--- Start Given information ---
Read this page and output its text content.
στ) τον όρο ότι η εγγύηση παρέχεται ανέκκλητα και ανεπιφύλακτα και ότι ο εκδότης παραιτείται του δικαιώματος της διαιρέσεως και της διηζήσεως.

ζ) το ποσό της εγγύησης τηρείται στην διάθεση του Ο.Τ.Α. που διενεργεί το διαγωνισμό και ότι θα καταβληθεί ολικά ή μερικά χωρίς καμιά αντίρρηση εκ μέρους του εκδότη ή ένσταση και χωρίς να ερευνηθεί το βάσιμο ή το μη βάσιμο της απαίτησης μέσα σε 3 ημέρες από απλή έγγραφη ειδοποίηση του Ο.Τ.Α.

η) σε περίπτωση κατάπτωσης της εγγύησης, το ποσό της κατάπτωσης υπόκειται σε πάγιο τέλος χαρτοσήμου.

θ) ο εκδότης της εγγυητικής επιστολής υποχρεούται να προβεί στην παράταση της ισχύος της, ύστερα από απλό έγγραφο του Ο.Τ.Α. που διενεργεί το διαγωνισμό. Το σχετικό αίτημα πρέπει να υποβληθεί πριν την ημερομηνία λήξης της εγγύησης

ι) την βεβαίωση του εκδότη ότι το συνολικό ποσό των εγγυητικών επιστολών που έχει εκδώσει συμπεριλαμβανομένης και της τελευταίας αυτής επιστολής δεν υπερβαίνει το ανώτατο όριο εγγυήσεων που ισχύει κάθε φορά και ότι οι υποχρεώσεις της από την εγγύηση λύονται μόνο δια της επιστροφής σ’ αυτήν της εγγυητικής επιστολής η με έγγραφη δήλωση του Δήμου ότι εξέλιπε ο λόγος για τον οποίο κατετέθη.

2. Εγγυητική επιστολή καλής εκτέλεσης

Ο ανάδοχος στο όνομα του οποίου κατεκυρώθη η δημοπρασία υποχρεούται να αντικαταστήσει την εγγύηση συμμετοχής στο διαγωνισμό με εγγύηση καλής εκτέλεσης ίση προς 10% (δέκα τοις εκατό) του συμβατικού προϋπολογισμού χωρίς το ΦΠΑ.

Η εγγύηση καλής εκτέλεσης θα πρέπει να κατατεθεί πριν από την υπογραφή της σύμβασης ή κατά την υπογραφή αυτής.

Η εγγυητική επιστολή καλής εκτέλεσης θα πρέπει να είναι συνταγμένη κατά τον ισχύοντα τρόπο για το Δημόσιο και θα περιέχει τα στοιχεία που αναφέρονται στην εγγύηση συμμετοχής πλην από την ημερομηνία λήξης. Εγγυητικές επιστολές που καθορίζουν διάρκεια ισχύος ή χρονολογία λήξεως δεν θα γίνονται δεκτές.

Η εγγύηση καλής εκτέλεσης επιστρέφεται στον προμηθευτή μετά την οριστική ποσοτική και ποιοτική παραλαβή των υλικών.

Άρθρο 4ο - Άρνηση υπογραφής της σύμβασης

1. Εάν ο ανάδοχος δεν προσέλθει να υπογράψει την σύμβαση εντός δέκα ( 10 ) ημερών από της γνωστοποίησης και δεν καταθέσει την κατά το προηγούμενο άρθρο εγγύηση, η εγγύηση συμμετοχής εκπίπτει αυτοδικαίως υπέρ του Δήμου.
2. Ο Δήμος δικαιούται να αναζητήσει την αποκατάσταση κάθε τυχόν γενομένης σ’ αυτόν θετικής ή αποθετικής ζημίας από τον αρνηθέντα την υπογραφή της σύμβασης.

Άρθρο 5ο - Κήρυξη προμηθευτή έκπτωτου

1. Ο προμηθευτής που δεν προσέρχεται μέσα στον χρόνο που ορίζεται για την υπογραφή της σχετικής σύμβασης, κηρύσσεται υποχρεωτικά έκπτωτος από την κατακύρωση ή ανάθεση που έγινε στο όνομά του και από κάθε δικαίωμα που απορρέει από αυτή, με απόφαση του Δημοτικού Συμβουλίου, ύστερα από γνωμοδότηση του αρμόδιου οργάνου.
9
--- End Given information ---
--- Start Given information ---
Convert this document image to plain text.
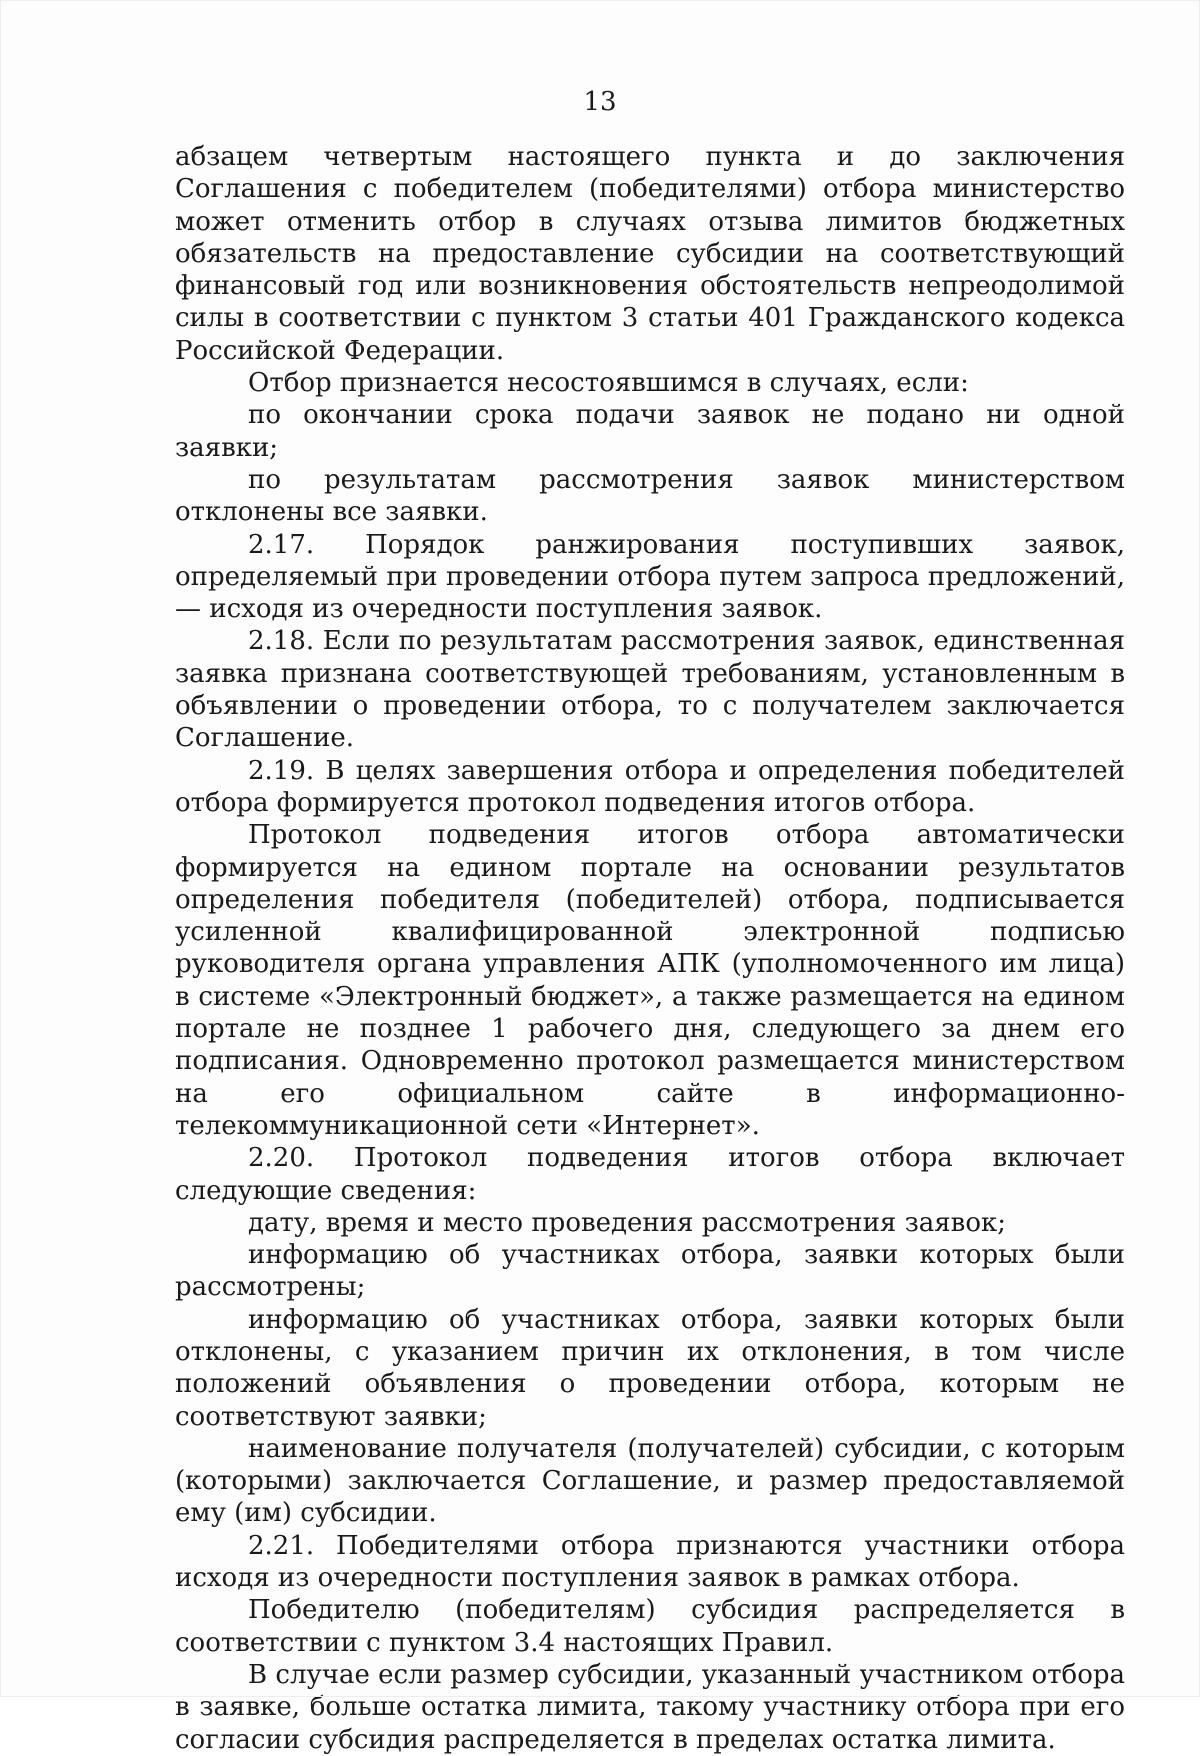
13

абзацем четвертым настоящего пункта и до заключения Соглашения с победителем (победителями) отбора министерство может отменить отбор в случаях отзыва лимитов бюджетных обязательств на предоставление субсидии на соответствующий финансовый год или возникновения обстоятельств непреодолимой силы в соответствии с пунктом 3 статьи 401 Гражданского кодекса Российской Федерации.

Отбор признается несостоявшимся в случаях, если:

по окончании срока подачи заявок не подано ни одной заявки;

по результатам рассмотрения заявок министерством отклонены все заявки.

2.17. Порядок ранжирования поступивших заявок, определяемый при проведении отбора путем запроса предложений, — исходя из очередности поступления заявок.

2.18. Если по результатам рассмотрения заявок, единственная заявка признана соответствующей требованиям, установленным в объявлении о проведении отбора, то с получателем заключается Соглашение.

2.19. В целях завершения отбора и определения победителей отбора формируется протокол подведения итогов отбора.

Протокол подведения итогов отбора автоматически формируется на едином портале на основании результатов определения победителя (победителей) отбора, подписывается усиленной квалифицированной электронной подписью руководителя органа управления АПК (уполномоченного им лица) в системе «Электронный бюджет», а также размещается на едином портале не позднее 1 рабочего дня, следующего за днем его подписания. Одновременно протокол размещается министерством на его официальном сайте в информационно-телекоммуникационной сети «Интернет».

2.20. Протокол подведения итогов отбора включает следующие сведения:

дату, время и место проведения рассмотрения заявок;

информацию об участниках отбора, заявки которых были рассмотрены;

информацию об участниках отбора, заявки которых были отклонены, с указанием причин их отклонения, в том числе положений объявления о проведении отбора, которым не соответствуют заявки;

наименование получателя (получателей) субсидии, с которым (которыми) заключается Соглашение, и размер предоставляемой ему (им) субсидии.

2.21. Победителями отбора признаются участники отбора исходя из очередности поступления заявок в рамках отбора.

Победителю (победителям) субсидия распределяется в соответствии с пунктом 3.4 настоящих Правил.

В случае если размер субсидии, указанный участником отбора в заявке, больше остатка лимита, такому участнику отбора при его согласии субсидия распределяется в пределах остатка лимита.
--- End Given information ---
Problem statement. Extract from the data every line where "субсидия" shows up.

Exercise response.
Победителю (победителям) субсидия распределяется в соответствии с пунктом 3.4 настоящих Правил.
В случае если размер субсидии, указанный участником отбора в заявке, больше остатка лимита, такому участнику отбора при его согласии субсидия распределяется в пределах остатка лимита.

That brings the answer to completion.